***** Provided entries

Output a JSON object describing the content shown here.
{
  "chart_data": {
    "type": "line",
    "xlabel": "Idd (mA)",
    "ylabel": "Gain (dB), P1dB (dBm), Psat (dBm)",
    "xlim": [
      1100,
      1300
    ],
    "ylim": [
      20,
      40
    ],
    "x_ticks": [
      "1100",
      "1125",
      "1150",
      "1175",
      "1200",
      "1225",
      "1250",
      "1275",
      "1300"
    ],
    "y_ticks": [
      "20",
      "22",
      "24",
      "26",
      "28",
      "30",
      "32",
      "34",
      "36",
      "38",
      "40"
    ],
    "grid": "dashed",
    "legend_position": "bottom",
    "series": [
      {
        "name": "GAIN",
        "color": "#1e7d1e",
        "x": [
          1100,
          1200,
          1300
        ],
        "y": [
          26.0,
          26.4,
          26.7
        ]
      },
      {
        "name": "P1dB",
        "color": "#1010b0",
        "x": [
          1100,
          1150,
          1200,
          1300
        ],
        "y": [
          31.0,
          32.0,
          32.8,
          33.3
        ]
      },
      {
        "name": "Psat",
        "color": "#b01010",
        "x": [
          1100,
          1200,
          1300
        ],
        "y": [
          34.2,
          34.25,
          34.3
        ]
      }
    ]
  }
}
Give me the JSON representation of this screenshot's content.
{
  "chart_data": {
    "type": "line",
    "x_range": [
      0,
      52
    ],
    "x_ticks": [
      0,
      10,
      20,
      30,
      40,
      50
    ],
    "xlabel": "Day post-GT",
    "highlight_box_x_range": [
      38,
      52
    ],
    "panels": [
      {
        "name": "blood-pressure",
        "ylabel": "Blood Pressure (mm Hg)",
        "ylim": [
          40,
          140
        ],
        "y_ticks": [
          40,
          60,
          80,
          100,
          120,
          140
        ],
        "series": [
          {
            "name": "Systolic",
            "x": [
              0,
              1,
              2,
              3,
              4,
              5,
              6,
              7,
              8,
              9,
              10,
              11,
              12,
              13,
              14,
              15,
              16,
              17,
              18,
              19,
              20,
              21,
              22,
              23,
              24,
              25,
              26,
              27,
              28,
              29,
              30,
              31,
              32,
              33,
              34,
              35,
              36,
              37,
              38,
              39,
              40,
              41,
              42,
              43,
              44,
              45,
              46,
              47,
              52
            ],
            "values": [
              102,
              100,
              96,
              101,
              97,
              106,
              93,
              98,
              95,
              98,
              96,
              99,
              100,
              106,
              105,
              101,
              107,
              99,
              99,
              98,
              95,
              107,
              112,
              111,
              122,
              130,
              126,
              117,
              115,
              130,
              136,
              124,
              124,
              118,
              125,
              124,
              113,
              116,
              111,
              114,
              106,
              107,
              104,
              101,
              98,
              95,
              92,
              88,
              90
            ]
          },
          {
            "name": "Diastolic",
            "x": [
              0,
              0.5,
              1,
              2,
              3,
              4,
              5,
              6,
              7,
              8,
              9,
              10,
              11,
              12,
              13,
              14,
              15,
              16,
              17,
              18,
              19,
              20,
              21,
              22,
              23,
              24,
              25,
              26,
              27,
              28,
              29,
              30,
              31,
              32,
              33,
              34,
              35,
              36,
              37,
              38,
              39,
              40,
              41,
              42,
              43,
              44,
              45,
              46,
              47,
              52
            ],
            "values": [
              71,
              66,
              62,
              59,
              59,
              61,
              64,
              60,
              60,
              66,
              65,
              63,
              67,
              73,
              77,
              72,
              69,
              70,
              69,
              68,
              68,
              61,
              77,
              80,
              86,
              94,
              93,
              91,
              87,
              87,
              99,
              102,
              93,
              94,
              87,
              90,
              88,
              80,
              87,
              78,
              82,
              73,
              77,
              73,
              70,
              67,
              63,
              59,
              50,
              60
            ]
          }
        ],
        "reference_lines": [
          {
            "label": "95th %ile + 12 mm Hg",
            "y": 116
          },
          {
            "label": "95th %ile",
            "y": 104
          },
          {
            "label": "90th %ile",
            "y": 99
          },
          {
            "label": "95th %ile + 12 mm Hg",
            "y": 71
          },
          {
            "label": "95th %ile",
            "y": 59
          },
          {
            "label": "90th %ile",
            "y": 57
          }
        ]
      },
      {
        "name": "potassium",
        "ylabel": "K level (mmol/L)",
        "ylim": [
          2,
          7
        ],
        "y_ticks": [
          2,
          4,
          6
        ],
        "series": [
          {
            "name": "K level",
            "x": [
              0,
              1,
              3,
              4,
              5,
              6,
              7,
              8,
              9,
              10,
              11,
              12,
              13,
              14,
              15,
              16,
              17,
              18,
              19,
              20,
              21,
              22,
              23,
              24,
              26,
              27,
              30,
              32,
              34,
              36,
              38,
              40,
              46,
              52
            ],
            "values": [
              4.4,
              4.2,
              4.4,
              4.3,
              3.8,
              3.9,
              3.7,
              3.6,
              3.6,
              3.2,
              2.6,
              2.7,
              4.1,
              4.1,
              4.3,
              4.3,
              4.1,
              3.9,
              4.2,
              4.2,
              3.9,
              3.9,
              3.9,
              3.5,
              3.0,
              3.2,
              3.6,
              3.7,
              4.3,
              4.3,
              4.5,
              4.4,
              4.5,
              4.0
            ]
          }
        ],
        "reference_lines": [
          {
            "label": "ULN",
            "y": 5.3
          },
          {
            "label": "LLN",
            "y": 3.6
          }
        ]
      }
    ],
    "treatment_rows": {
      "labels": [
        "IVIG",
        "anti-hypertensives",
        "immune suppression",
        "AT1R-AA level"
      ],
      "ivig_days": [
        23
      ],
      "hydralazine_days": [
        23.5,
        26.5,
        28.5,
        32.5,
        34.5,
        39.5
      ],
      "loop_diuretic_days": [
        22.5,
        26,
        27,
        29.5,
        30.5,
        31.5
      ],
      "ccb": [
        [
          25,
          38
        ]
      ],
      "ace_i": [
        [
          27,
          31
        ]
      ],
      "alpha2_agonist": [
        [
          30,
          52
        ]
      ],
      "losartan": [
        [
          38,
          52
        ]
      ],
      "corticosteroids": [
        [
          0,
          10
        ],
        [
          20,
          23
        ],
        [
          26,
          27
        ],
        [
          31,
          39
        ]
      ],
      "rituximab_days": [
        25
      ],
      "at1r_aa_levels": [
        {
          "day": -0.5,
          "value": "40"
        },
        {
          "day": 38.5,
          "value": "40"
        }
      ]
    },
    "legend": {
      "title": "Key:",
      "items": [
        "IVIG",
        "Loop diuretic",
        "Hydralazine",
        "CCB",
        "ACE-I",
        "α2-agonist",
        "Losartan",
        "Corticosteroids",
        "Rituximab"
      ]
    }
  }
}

**********

* What you are asked to do: State only the count of lines above that hold the string "ylabel".

* Correct answer: 3